### Exercise brief:
Copy each line below that includes "afraid".

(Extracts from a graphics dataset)
◇ ◇ ◇ ◇

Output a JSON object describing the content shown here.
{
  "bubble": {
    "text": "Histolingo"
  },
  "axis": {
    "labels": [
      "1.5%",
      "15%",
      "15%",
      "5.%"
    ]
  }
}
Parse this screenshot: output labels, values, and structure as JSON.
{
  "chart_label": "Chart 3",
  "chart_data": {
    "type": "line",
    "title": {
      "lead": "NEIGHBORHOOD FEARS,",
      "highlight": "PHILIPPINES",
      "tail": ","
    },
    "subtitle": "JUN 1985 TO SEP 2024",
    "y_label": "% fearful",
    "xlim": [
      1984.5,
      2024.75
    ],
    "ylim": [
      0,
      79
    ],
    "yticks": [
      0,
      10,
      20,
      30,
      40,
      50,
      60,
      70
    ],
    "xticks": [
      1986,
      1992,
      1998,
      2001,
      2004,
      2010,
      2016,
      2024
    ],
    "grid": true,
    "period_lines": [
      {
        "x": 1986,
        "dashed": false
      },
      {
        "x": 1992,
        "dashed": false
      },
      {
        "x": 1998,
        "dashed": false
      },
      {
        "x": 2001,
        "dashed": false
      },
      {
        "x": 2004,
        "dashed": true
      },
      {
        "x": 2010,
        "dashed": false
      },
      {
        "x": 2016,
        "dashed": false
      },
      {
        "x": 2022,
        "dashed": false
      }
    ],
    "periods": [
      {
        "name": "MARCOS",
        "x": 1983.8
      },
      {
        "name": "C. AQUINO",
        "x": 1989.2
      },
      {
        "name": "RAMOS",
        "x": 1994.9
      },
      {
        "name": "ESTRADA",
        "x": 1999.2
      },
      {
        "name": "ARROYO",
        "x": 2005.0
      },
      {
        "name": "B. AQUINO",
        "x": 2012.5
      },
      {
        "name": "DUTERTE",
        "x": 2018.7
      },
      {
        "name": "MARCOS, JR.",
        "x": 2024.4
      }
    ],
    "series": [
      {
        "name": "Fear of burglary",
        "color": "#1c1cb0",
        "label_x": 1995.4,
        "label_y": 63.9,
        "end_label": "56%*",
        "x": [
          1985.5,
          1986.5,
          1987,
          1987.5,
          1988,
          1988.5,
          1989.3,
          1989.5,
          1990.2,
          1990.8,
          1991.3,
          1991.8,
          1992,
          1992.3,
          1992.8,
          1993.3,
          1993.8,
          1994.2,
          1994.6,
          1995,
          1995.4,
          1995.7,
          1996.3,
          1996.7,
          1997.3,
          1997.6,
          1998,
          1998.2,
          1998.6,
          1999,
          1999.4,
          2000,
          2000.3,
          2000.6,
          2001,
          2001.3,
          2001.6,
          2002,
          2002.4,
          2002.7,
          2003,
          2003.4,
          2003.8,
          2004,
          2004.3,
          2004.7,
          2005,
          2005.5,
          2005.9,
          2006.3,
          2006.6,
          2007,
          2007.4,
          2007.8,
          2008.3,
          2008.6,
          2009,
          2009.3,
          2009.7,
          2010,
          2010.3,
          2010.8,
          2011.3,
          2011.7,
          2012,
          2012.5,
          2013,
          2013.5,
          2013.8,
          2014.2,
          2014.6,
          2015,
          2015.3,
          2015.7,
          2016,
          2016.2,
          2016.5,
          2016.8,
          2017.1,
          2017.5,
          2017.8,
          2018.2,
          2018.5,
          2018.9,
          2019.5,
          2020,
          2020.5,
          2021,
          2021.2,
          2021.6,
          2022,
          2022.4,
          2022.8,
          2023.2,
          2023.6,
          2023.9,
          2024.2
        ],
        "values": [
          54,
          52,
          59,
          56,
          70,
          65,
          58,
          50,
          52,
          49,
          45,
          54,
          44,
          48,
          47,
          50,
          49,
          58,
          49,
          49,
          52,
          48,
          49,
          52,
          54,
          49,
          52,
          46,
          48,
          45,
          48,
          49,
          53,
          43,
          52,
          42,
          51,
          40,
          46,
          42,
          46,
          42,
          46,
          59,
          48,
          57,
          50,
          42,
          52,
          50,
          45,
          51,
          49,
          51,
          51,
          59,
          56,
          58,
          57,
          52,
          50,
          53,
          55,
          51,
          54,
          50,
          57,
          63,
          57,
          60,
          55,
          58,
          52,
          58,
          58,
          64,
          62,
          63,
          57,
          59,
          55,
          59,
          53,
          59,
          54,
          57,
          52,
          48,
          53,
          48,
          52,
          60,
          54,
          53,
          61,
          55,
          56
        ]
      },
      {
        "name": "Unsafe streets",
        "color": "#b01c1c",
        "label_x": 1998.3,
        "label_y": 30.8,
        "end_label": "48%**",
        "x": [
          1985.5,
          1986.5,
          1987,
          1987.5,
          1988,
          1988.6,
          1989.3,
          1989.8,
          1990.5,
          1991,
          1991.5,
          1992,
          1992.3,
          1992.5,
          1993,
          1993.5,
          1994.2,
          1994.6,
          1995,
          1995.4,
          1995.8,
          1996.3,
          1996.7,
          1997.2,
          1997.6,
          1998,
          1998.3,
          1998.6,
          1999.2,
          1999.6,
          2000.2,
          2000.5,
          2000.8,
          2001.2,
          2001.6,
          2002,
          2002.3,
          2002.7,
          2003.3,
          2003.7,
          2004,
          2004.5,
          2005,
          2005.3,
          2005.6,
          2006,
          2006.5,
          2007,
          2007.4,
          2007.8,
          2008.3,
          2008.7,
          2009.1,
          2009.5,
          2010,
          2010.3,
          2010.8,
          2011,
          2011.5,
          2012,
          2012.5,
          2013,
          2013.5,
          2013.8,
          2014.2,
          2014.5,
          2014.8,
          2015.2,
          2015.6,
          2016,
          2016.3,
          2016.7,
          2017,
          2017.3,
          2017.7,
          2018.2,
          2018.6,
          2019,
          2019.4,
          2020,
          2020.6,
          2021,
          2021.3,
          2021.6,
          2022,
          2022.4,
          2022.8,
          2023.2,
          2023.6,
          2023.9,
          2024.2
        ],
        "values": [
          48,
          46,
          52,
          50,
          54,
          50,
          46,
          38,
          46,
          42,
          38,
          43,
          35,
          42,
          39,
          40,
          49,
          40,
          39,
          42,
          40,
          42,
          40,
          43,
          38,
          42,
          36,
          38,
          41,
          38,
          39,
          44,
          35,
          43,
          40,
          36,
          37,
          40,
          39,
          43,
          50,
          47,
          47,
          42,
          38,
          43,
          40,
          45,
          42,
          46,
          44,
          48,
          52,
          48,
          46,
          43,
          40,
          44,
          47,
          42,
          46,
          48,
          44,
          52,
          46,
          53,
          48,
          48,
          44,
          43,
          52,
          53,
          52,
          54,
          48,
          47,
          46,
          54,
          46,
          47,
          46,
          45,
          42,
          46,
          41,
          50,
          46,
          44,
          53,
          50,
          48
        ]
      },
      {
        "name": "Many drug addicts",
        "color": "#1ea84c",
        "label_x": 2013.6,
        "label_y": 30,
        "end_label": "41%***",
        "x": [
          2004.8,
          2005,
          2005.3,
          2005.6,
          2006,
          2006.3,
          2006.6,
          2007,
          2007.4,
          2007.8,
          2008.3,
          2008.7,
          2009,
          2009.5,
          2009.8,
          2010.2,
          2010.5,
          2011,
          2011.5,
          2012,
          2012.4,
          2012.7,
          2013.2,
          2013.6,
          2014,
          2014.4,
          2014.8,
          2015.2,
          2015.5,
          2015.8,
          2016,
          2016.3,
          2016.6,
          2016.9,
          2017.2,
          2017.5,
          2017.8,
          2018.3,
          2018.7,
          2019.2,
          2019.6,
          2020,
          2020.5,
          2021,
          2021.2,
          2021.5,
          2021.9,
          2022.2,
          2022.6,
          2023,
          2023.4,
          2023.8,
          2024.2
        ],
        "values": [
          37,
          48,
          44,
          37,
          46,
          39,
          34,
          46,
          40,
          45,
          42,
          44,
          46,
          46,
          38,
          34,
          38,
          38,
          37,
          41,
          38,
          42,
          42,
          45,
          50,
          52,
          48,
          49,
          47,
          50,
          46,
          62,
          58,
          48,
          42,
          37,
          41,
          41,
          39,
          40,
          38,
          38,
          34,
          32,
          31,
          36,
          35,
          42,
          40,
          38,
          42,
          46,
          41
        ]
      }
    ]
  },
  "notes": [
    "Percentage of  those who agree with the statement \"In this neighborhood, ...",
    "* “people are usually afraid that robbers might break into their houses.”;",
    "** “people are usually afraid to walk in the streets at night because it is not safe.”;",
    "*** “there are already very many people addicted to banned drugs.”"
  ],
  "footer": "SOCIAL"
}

◇ ◇ ◇ ◇

### Task response:
    "* “people are usually afraid that robbers might break into their houses.”;",
    "** “people are usually afraid to walk in the streets at night because it is not safe.”;",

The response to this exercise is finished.